Part of a data file:
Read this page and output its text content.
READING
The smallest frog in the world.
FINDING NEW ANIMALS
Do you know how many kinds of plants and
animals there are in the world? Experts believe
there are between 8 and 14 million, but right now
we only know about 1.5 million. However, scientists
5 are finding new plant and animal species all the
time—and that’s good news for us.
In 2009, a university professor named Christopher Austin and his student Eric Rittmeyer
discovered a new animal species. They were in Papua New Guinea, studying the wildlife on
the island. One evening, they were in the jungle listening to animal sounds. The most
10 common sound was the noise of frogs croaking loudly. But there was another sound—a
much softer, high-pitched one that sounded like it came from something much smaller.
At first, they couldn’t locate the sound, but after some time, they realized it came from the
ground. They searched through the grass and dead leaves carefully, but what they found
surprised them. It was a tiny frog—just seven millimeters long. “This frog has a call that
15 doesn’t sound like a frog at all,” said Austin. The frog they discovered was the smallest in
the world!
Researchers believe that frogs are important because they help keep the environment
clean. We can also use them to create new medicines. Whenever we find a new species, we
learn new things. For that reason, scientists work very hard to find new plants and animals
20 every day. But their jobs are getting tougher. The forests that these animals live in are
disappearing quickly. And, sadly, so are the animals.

* [Problem details]
Find the count of lines in the data above where the string "plants" occurs. Provide that number alone.

* [Response to this task]
2